[Task instructions]: Give all the lines below again, exactly, with no pictures.

= = = =

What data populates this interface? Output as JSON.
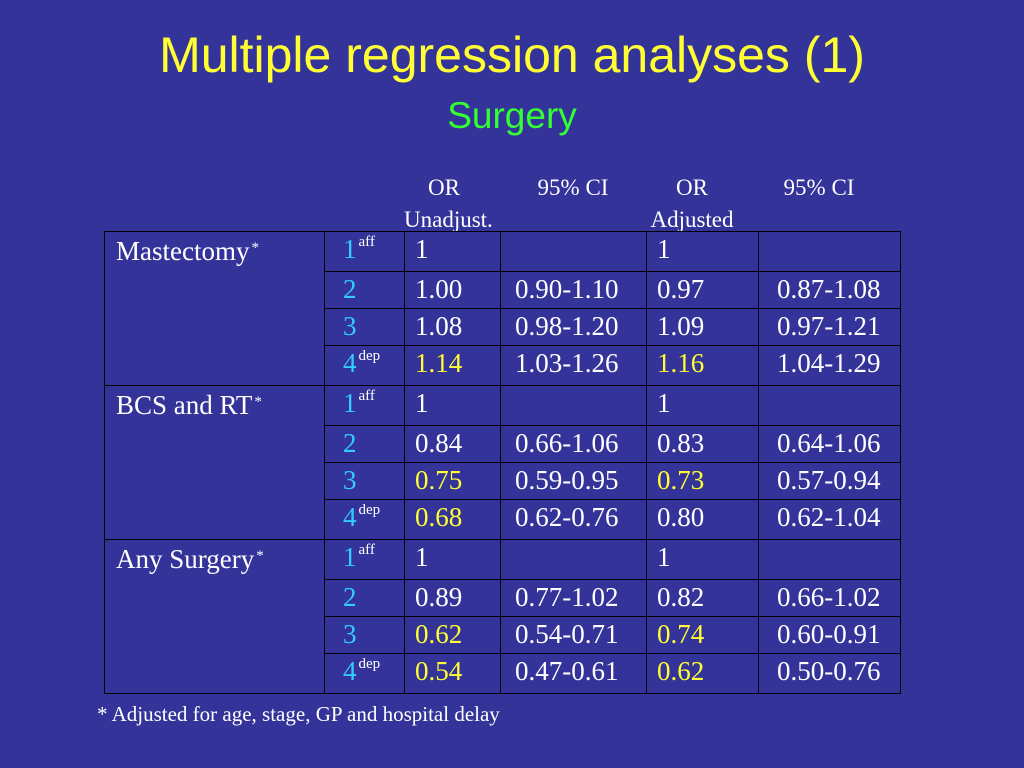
{
  "title": "Multiple regression analyses (1)",
  "subtitle": "Surgery",
  "column_headers": [
    {
      "line1": "OR",
      "line2": "Unadjust."
    },
    {
      "line1": "95% CI",
      "line2": ""
    },
    {
      "line1": "OR",
      "line2": "Adjusted"
    },
    {
      "line1": "95% CI",
      "line2": ""
    }
  ],
  "groups": [
    {
      "label": "Mastectomy",
      "marker": "*",
      "rows": [
        {
          "level": "1",
          "level_sup": "aff",
          "or_unadj": "1",
          "or_unadj_sig": false,
          "ci_unadj": "",
          "or_adj": "1",
          "or_adj_sig": false,
          "ci_adj": ""
        },
        {
          "level": "2",
          "level_sup": "",
          "or_unadj": "1.00",
          "or_unadj_sig": false,
          "ci_unadj": "0.90-1.10",
          "or_adj": "0.97",
          "or_adj_sig": false,
          "ci_adj": "0.87-1.08"
        },
        {
          "level": "3",
          "level_sup": "",
          "or_unadj": "1.08",
          "or_unadj_sig": false,
          "ci_unadj": "0.98-1.20",
          "or_adj": "1.09",
          "or_adj_sig": false,
          "ci_adj": "0.97-1.21"
        },
        {
          "level": "4",
          "level_sup": "dep",
          "or_unadj": "1.14",
          "or_unadj_sig": true,
          "ci_unadj": "1.03-1.26",
          "or_adj": "1.16",
          "or_adj_sig": true,
          "ci_adj": "1.04-1.29"
        }
      ]
    },
    {
      "label": "BCS and RT",
      "marker": "*",
      "rows": [
        {
          "level": "1",
          "level_sup": "aff",
          "or_unadj": "1",
          "or_unadj_sig": false,
          "ci_unadj": "",
          "or_adj": "1",
          "or_adj_sig": false,
          "ci_adj": ""
        },
        {
          "level": "2",
          "level_sup": "",
          "or_unadj": "0.84",
          "or_unadj_sig": false,
          "ci_unadj": "0.66-1.06",
          "or_adj": "0.83",
          "or_adj_sig": false,
          "ci_adj": "0.64-1.06"
        },
        {
          "level": "3",
          "level_sup": "",
          "or_unadj": "0.75",
          "or_unadj_sig": true,
          "ci_unadj": "0.59-0.95",
          "or_adj": "0.73",
          "or_adj_sig": true,
          "ci_adj": "0.57-0.94"
        },
        {
          "level": "4",
          "level_sup": "dep",
          "or_unadj": "0.68",
          "or_unadj_sig": true,
          "ci_unadj": "0.62-0.76",
          "or_adj": "0.80",
          "or_adj_sig": false,
          "ci_adj": "0.62-1.04"
        }
      ]
    },
    {
      "label": "Any Surgery",
      "marker": "*",
      "rows": [
        {
          "level": "1",
          "level_sup": "aff",
          "or_unadj": "1",
          "or_unadj_sig": false,
          "ci_unadj": "",
          "or_adj": "1",
          "or_adj_sig": false,
          "ci_adj": ""
        },
        {
          "level": "2",
          "level_sup": "",
          "or_unadj": "0.89",
          "or_unadj_sig": false,
          "ci_unadj": "0.77-1.02",
          "or_adj": "0.82",
          "or_adj_sig": false,
          "ci_adj": "0.66-1.02"
        },
        {
          "level": "3",
          "level_sup": "",
          "or_unadj": "0.62",
          "or_unadj_sig": true,
          "ci_unadj": "0.54-0.71",
          "or_adj": "0.74",
          "or_adj_sig": true,
          "ci_adj": "0.60-0.91"
        },
        {
          "level": "4",
          "level_sup": "dep",
          "or_unadj": "0.54",
          "or_unadj_sig": true,
          "ci_unadj": "0.47-0.61",
          "or_adj": "0.62",
          "or_adj_sig": true,
          "ci_adj": "0.50-0.76"
        }
      ]
    }
  ],
  "footnote": "* Adjusted for age, stage, GP and hospital delay",
  "colors": {
    "background": "#333399",
    "title": "#ffff33",
    "subtitle": "#33ff33",
    "level": "#33ccff",
    "significant": "#ffff33",
    "text": "#ffffff"
  }
}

= = = =

[Worked solution]:
What data populates this interface? Output as JSON.
{
  "title": "Multiple regression analyses (1)",
  "subtitle": "Surgery",
  "column_headers": [
    {
      "line1": "OR",
      "line2": "Unadjust."
    },
    {
      "line1": "95% CI",
      "line2": ""
    },
    {
      "line1": "OR",
      "line2": "Adjusted"
    },
    {
      "line1": "95% CI",
      "line2": ""
    }
  ],
  "groups": [
    {
      "label": "Mastectomy",
      "marker": "*",
      "rows": [
        {
          "level": "1",
          "level_sup": "aff",
          "or_unadj": "1",
          "or_unadj_sig": false,
          "ci_unadj": "",
          "or_adj": "1",
          "or_adj_sig": false,
          "ci_adj": ""
        },
        {
          "level": "2",
          "level_sup": "",
          "or_unadj": "1.00",
          "or_unadj_sig": false,
          "ci_unadj": "0.90-1.10",
          "or_adj": "0.97",
          "or_adj_sig": false,
          "ci_adj": "0.87-1.08"
        },
        {
          "level": "3",
          "level_sup": "",
          "or_unadj": "1.08",
          "or_unadj_sig": false,
          "ci_unadj": "0.98-1.20",
          "or_adj": "1.09",
          "or_adj_sig": false,
          "ci_adj": "0.97-1.21"
        },
        {
          "level": "4",
          "level_sup": "dep",
          "or_unadj": "1.14",
          "or_unadj_sig": true,
          "ci_unadj": "1.03-1.26",
          "or_adj": "1.16",
          "or_adj_sig": true,
          "ci_adj": "1.04-1.29"
        }
      ]
    },
    {
      "label": "BCS and RT",
      "marker": "*",
      "rows": [
        {
          "level": "1",
          "level_sup": "aff",
          "or_unadj": "1",
          "or_unadj_sig": false,
          "ci_unadj": "",
          "or_adj": "1",
          "or_adj_sig": false,
          "ci_adj": ""
        },
        {
          "level": "2",
          "level_sup": "",
          "or_unadj": "0.84",
          "or_unadj_sig": false,
          "ci_unadj": "0.66-1.06",
          "or_adj": "0.83",
          "or_adj_sig": false,
          "ci_adj": "0.64-1.06"
        },
        {
          "level": "3",
          "level_sup": "",
          "or_unadj": "0.75",
          "or_unadj_sig": true,
          "ci_unadj": "0.59-0.95",
          "or_adj": "0.73",
          "or_adj_sig": true,
          "ci_adj": "0.57-0.94"
        },
        {
          "level": "4",
          "level_sup": "dep",
          "or_unadj": "0.68",
          "or_unadj_sig": true,
          "ci_unadj": "0.62-0.76",
          "or_adj": "0.80",
          "or_adj_sig": false,
          "ci_adj": "0.62-1.04"
        }
      ]
    },
    {
      "label": "Any Surgery",
      "marker": "*",
      "rows": [
        {
          "level": "1",
          "level_sup": "aff",
          "or_unadj": "1",
          "or_unadj_sig": false,
          "ci_unadj": "",
          "or_adj": "1",
          "or_adj_sig": false,
          "ci_adj": ""
        },
        {
          "level": "2",
          "level_sup": "",
          "or_unadj": "0.89",
          "or_unadj_sig": false,
          "ci_unadj": "0.77-1.02",
          "or_adj": "0.82",
          "or_adj_sig": false,
          "ci_adj": "0.66-1.02"
        },
        {
          "level": "3",
          "level_sup": "",
          "or_unadj": "0.62",
          "or_unadj_sig": true,
          "ci_unadj": "0.54-0.71",
          "or_adj": "0.74",
          "or_adj_sig": true,
          "ci_adj": "0.60-0.91"
        },
        {
          "level": "4",
          "level_sup": "dep",
          "or_unadj": "0.54",
          "or_unadj_sig": true,
          "ci_unadj": "0.47-0.61",
          "or_adj": "0.62",
          "or_adj_sig": true,
          "ci_adj": "0.50-0.76"
        }
      ]
    }
  ],
  "footnote": "* Adjusted for age, stage, GP and hospital delay",
  "colors": {
    "background": "#333399",
    "title": "#ffff33",
    "subtitle": "#33ff33",
    "level": "#33ccff",
    "significant": "#ffff33",
    "text": "#ffffff"
  }
}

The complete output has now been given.